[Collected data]
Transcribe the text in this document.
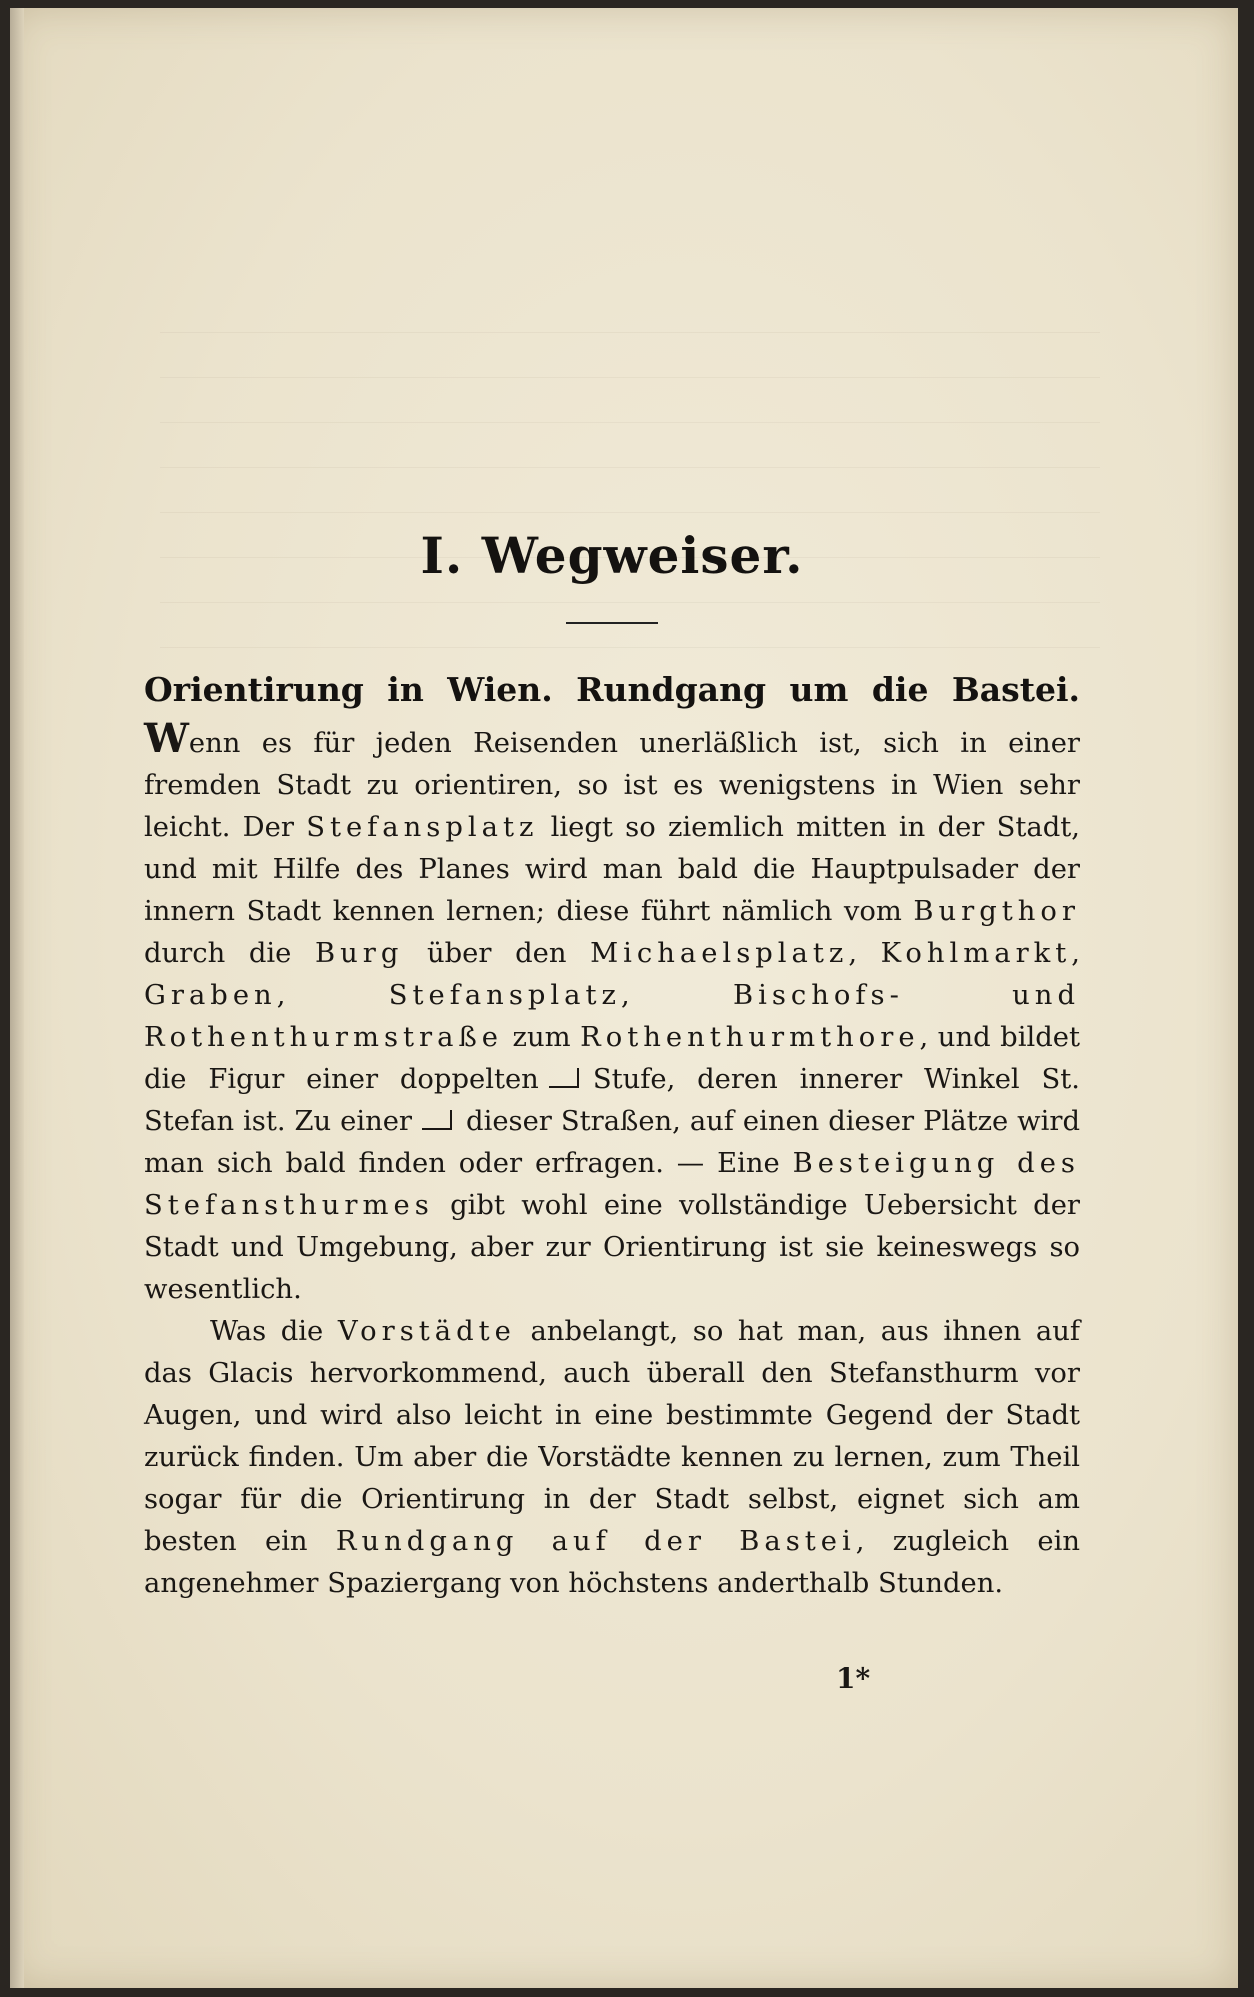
I. Wegweiser.
Orientirung in Wien. Rundgang um die Bastei.

Wenn es für jeden Reisenden unerläßlich ist, sich in einer fremden Stadt zu orientiren, so ist es wenigstens in Wien sehr leicht. Der Stefansplatz liegt so ziemlich mitten in der Stadt, und mit Hilfe des Planes wird man bald die Hauptpulsader der innern Stadt kennen lernen; diese führt nämlich vom Burgthor durch die Burg über den Michaelsplatz, Kohlmarkt, Graben, Stefansplatz, Bischofs- und Rothenthurmstraße zum Rothenthurmthore, und bildet die Figur einer doppelten Stufe, deren innerer Winkel St. Stefan ist. Zu einer dieser Straßen, auf einen dieser Plätze wird man sich bald finden oder erfragen. — Eine Besteigung des Stefansthurmes gibt wohl eine vollständige Uebersicht der Stadt und Umgebung, aber zur Orientirung ist sie keineswegs so wesentlich.

Was die Vorstädte anbelangt, so hat man, aus ihnen auf das Glacis hervorkommend, auch überall den Stefansthurm vor Augen, und wird also leicht in eine bestimmte Gegend der Stadt zurück finden. Um aber die Vorstädte kennen zu lernen, zum Theil sogar für die Orientirung in der Stadt selbst, eignet sich am besten ein Rundgang auf der Bastei, zugleich ein angenehmer Spaziergang von höchstens anderthalb Stunden.

1*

* Problem:
Leave out the pictures and give the listing above again exactly.

* Task result:
Transcribe the text in this document.
I. Wegweiser.
Orientirung in Wien. Rundgang um die Bastei.

Wenn es für jeden Reisenden unerläßlich ist, sich in einer fremden Stadt zu orientiren, so ist es wenigstens in Wien sehr leicht. Der Stefansplatz liegt so ziemlich mitten in der Stadt, und mit Hilfe des Planes wird man bald die Hauptpulsader der innern Stadt kennen lernen; diese führt nämlich vom Burgthor durch die Burg über den Michaelsplatz, Kohlmarkt, Graben, Stefansplatz, Bischofs- und Rothenthurmstraße zum Rothenthurmthore, und bildet die Figur einer doppelten Stufe, deren innerer Winkel St. Stefan ist. Zu einer dieser Straßen, auf einen dieser Plätze wird man sich bald finden oder erfragen. — Eine Besteigung des Stefansthurmes gibt wohl eine vollständige Uebersicht der Stadt und Umgebung, aber zur Orientirung ist sie keineswegs so wesentlich.

Was die Vorstädte anbelangt, so hat man, aus ihnen auf das Glacis hervorkommend, auch überall den Stefansthurm vor Augen, und wird also leicht in eine bestimmte Gegend der Stadt zurück finden. Um aber die Vorstädte kennen zu lernen, zum Theil sogar für die Orientirung in der Stadt selbst, eignet sich am besten ein Rundgang auf der Bastei, zugleich ein angenehmer Spaziergang von höchstens anderthalb Stunden.

1*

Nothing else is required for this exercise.